Dataset items:
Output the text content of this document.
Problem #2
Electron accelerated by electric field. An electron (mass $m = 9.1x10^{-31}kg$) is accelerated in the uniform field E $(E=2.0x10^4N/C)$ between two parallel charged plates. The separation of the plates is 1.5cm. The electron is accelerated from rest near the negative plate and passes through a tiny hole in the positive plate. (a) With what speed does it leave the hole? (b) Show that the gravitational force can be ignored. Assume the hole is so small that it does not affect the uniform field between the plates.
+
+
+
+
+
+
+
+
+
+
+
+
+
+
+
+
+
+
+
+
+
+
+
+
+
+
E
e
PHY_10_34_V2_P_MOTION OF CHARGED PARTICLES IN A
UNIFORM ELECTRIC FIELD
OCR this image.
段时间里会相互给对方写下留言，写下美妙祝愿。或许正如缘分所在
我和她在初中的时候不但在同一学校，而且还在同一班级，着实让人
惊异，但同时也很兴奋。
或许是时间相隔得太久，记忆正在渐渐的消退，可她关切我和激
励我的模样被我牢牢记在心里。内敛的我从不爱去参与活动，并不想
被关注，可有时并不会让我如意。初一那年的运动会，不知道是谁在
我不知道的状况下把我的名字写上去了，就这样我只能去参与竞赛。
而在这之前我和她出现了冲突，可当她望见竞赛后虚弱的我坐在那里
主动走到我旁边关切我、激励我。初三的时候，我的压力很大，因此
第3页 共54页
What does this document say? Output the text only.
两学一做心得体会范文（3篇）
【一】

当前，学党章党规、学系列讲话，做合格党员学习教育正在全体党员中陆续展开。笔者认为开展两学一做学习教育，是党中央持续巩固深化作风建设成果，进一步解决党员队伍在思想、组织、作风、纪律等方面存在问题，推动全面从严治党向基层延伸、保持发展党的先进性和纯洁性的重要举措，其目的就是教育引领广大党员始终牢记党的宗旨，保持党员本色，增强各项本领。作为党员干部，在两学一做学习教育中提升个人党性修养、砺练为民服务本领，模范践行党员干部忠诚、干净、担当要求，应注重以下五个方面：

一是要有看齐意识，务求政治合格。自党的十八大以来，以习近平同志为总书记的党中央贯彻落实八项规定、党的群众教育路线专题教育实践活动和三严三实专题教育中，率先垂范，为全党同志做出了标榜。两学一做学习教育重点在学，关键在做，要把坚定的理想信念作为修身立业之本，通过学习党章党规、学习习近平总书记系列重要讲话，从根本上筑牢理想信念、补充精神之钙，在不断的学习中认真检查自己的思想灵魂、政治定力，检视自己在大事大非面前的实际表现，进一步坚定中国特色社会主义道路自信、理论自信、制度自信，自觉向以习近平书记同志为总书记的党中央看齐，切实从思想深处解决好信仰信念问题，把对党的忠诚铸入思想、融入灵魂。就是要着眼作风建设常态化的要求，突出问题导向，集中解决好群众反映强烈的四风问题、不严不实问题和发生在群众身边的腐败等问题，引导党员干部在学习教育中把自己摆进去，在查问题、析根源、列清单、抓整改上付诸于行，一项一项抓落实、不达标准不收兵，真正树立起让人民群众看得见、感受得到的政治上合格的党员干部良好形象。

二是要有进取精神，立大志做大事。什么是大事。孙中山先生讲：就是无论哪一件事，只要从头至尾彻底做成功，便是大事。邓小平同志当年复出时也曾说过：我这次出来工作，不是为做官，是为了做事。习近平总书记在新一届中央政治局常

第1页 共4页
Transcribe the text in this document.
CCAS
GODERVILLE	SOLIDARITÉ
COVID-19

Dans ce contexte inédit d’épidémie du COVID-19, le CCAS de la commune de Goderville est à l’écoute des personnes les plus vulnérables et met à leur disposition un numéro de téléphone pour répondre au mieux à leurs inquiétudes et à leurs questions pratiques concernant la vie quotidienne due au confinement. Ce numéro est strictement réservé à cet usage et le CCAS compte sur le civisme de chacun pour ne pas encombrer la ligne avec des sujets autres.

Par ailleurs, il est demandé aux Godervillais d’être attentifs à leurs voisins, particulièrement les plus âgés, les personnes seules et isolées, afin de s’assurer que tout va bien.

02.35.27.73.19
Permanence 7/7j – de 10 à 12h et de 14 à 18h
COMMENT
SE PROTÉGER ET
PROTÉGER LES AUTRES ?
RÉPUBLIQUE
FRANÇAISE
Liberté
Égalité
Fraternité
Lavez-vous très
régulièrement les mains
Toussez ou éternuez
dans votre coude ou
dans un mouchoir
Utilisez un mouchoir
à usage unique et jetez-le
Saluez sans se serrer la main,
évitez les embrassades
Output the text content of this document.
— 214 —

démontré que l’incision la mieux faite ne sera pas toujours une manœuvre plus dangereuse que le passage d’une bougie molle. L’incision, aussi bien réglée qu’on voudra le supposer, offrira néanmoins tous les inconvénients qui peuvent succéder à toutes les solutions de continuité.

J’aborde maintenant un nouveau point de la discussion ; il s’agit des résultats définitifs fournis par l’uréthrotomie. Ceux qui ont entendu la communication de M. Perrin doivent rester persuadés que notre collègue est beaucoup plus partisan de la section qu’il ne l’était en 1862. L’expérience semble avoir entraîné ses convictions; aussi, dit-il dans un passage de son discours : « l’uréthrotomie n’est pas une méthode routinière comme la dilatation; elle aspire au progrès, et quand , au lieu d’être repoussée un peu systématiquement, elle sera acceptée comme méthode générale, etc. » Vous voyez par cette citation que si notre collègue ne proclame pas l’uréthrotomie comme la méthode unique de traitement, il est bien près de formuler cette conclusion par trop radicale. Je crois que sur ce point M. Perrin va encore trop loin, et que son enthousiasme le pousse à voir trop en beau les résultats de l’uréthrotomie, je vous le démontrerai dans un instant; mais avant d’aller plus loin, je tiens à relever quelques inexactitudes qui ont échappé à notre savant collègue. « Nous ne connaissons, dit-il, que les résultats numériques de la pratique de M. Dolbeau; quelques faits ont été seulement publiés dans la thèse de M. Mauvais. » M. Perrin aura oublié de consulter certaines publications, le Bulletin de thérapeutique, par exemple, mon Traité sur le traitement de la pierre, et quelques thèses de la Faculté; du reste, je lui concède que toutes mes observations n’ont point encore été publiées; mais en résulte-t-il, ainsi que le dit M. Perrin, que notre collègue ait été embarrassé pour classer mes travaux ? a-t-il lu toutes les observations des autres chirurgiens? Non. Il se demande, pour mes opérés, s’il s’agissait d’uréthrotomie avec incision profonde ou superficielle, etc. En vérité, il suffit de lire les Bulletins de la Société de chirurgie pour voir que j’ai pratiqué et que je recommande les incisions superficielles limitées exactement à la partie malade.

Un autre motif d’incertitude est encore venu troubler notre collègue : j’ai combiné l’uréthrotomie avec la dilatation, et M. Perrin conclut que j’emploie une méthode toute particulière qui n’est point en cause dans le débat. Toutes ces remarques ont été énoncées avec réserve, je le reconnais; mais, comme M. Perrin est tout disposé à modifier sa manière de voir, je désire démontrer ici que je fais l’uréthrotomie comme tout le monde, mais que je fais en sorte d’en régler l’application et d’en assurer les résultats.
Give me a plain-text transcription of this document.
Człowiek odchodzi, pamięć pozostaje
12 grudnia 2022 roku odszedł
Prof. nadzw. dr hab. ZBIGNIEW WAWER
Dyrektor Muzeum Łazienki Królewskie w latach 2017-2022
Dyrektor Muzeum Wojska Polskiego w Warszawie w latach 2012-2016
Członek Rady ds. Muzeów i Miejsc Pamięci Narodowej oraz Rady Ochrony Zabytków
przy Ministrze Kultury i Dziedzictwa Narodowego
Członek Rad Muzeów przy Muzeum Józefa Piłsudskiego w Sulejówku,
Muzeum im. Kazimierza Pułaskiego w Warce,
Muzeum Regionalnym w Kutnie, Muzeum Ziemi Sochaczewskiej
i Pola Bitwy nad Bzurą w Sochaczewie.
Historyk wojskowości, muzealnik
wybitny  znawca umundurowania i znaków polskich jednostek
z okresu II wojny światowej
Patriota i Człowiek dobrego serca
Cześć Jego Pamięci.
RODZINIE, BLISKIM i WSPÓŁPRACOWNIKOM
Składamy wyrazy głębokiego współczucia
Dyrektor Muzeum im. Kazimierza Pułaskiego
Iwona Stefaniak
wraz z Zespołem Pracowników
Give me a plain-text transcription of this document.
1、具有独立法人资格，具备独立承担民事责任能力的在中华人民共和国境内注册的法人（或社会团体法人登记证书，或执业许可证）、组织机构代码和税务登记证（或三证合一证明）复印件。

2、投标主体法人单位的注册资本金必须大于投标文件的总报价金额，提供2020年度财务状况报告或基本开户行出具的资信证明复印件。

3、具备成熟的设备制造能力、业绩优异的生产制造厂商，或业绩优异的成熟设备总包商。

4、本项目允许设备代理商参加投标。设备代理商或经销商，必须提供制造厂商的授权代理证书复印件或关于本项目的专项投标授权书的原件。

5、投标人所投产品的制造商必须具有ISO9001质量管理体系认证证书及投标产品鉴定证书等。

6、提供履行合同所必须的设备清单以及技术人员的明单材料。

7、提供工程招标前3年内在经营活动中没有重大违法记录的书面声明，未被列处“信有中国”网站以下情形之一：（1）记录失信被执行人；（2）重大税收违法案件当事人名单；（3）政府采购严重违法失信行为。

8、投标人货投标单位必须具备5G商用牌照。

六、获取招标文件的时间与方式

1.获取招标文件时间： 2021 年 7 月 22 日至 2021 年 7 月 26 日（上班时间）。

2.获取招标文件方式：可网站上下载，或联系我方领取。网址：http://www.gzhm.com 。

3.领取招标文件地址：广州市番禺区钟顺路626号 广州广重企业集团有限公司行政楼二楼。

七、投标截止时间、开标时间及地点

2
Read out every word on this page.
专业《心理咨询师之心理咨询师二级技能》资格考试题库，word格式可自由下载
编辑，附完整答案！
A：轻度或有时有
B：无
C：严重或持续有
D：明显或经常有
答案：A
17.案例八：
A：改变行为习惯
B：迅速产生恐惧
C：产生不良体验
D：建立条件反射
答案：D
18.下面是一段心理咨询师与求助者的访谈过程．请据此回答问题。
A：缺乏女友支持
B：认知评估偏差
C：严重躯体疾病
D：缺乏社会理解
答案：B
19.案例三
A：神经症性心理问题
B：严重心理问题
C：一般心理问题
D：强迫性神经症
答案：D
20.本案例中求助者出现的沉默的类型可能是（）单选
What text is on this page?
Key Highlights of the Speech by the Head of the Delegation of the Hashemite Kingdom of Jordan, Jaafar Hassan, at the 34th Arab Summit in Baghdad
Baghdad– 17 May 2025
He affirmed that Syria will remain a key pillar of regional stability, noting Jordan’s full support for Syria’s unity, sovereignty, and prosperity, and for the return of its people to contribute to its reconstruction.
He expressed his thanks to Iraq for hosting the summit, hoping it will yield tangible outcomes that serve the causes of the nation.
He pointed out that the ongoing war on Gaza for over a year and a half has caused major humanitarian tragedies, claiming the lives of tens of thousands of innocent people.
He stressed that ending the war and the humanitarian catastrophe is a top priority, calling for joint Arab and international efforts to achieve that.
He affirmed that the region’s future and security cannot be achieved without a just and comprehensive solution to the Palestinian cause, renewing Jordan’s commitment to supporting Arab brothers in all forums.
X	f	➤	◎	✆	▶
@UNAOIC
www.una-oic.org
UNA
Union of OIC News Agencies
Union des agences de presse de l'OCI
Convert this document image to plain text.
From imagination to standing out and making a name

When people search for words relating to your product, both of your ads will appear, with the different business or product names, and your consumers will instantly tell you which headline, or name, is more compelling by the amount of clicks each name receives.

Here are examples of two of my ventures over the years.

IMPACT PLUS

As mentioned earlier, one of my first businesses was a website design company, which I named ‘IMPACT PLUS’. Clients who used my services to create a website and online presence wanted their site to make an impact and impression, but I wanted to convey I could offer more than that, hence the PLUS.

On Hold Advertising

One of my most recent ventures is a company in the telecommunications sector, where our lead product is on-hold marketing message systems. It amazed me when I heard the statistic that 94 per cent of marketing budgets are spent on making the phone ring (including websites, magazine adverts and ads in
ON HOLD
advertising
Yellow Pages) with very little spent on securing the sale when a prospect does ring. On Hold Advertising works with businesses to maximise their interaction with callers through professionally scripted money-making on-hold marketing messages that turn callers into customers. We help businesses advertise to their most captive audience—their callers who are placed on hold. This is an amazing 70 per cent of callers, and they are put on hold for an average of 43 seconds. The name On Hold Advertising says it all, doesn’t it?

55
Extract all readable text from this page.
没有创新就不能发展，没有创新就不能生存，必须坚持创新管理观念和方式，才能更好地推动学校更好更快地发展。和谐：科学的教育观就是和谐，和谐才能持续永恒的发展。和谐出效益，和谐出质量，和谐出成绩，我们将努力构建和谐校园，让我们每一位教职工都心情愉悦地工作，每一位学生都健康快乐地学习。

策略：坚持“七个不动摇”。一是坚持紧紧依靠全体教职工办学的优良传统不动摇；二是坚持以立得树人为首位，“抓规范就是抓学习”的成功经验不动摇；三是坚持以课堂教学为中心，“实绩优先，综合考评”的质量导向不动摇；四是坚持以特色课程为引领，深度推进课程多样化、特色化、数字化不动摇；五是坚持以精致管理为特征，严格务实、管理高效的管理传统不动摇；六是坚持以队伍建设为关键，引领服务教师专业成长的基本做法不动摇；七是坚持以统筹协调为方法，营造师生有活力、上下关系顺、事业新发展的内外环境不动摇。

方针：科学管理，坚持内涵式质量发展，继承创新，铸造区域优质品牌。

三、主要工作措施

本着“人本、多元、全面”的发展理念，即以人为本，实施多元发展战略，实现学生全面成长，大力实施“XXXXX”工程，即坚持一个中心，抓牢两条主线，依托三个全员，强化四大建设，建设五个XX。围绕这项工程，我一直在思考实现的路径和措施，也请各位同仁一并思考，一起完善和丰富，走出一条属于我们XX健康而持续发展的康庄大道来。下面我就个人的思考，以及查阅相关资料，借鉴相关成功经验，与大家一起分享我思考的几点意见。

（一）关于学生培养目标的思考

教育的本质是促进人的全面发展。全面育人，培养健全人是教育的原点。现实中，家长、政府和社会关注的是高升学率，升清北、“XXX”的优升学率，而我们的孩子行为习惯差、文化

- THE REQUEST -
Exactly and only the lines from the line containing "Extract all readable text from this page." through the last line of the entries should be copied, both ends included.

- COMPLETE RESPONSE -
Extract all readable text from this page.
没有创新就不能发展，没有创新就不能生存，必须坚持创新管理观念和方式，才能更好地推动学校更好更快地发展。和谐：科学的教育观就是和谐，和谐才能持续永恒的发展。和谐出效益，和谐出质量，和谐出成绩，我们将努力构建和谐校园，让我们每一位教职工都心情愉悦地工作，每一位学生都健康快乐地学习。

策略：坚持“七个不动摇”。一是坚持紧紧依靠全体教职工办学的优良传统不动摇；二是坚持以立得树人为首位，“抓规范就是抓学习”的成功经验不动摇；三是坚持以课堂教学为中心，“实绩优先，综合考评”的质量导向不动摇；四是坚持以特色课程为引领，深度推进课程多样化、特色化、数字化不动摇；五是坚持以精致管理为特征，严格务实、管理高效的管理传统不动摇；六是坚持以队伍建设为关键，引领服务教师专业成长的基本做法不动摇；七是坚持以统筹协调为方法，营造师生有活力、上下关系顺、事业新发展的内外环境不动摇。

方针：科学管理，坚持内涵式质量发展，继承创新，铸造区域优质品牌。

三、主要工作措施

本着“人本、多元、全面”的发展理念，即以人为本，实施多元发展战略，实现学生全面成长，大力实施“XXXXX”工程，即坚持一个中心，抓牢两条主线，依托三个全员，强化四大建设，建设五个XX。围绕这项工程，我一直在思考实现的路径和措施，也请各位同仁一并思考，一起完善和丰富，走出一条属于我们XX健康而持续发展的康庄大道来。下面我就个人的思考，以及查阅相关资料，借鉴相关成功经验，与大家一起分享我思考的几点意见。

（一）关于学生培养目标的思考

教育的本质是促进人的全面发展。全面育人，培养健全人是教育的原点。现实中，家长、政府和社会关注的是高升学率，升清北、“XXX”的优升学率，而我们的孩子行为习惯差、文化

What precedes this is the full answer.